#### Records
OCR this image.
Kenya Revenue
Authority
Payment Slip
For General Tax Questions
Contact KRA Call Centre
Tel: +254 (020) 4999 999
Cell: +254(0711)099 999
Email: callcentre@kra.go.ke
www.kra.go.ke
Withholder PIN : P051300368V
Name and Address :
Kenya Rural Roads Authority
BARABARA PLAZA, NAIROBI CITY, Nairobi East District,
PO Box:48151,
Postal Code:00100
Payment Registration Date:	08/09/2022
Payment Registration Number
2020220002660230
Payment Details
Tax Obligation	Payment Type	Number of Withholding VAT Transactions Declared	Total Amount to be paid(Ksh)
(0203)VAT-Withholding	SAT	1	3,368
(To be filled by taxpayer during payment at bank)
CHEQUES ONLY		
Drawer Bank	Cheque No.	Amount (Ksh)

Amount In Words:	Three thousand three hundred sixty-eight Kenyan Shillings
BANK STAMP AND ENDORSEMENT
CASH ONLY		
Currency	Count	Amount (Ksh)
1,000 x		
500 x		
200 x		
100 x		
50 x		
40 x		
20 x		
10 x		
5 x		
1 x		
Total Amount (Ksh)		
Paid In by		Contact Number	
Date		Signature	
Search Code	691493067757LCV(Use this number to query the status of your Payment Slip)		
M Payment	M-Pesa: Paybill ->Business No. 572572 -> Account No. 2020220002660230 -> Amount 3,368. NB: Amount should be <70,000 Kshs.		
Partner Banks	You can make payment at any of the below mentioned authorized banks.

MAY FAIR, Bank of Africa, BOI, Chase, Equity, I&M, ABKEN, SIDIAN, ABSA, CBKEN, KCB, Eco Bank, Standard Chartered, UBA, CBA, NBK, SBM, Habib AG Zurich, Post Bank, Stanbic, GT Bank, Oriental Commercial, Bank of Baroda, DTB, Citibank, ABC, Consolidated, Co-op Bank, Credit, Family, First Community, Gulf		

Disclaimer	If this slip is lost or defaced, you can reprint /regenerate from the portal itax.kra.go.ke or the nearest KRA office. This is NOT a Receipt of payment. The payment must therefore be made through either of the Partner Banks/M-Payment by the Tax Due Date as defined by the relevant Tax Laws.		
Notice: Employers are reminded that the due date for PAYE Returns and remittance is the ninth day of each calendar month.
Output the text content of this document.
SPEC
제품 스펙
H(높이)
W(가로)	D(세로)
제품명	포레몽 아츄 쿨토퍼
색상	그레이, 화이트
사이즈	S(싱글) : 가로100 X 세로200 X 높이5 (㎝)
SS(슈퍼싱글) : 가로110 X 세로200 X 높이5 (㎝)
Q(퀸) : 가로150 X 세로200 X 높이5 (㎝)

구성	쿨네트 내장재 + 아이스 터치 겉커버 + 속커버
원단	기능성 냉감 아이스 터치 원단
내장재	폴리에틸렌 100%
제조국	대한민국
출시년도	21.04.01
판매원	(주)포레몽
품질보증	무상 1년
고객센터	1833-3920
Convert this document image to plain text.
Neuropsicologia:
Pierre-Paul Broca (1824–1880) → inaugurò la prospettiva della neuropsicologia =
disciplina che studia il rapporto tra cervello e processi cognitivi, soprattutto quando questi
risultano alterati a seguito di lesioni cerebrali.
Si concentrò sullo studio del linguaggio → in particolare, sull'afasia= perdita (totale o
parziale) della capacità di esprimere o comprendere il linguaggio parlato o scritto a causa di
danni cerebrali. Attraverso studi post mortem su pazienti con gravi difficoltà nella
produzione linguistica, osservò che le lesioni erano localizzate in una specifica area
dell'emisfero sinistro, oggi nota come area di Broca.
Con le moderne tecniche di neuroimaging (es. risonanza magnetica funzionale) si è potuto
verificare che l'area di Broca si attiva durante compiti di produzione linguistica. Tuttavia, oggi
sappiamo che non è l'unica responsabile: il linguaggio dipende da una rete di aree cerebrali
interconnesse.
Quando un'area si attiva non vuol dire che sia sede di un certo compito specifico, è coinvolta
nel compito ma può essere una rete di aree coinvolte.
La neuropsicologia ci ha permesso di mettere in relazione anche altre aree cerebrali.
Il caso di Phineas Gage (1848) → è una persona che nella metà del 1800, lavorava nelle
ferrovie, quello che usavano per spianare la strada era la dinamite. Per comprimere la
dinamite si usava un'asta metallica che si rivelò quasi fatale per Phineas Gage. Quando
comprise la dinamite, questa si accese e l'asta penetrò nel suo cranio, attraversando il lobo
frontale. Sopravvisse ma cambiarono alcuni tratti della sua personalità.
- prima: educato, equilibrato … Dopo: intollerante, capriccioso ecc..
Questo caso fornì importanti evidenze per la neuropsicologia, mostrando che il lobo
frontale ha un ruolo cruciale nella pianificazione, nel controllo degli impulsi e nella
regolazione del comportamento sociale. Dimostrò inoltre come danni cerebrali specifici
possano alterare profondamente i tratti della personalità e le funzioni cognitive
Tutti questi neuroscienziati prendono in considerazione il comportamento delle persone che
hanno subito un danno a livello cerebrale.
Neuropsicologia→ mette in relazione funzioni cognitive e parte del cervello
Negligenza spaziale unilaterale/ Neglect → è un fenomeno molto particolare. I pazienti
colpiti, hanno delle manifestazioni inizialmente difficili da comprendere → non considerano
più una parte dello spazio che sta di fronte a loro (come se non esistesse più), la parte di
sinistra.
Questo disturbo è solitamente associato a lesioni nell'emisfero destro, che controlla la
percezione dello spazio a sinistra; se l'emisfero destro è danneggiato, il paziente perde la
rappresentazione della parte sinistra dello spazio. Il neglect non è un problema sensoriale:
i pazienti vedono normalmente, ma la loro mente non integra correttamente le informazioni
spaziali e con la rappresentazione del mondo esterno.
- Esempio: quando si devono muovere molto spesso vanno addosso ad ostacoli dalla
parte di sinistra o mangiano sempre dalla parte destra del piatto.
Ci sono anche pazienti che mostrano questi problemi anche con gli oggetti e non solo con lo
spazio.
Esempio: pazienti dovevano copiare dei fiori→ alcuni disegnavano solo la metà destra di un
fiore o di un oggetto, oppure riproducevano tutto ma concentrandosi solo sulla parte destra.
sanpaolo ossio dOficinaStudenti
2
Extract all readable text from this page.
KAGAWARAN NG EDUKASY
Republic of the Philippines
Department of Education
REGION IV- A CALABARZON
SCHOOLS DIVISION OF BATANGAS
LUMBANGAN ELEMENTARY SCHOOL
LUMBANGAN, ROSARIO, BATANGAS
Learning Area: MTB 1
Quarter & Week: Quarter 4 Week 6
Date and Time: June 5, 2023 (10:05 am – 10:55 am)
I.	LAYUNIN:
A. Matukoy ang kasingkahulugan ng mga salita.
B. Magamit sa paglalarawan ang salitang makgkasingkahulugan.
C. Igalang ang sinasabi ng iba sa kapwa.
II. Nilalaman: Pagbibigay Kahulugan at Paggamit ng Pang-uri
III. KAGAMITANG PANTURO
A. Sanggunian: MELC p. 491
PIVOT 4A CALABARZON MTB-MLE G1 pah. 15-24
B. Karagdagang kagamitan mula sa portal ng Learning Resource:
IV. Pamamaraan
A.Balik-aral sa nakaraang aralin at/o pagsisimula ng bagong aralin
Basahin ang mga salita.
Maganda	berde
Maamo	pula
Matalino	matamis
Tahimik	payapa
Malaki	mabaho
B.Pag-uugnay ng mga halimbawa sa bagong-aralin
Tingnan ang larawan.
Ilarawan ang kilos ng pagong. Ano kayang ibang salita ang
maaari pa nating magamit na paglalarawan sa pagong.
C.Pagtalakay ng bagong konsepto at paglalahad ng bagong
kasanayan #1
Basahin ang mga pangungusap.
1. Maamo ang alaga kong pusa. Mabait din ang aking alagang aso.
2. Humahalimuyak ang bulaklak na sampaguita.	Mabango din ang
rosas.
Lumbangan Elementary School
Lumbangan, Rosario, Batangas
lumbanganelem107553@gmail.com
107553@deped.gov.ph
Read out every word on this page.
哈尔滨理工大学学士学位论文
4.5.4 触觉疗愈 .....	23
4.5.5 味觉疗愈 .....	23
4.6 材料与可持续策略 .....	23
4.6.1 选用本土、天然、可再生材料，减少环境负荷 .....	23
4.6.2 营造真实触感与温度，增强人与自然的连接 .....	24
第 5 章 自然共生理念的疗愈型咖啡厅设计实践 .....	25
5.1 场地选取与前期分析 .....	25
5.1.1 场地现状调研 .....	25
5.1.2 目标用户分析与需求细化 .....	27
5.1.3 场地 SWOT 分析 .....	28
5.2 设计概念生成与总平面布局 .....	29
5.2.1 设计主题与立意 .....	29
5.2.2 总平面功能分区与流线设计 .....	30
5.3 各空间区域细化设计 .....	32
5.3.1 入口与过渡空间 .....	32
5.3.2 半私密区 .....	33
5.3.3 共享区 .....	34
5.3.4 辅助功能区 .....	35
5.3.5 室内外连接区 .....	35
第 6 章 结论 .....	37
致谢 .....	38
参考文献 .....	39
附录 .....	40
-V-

#### Short problem
Only the number is wanted: how many lines in the data include the string "emisfero"?

#### Task solution
3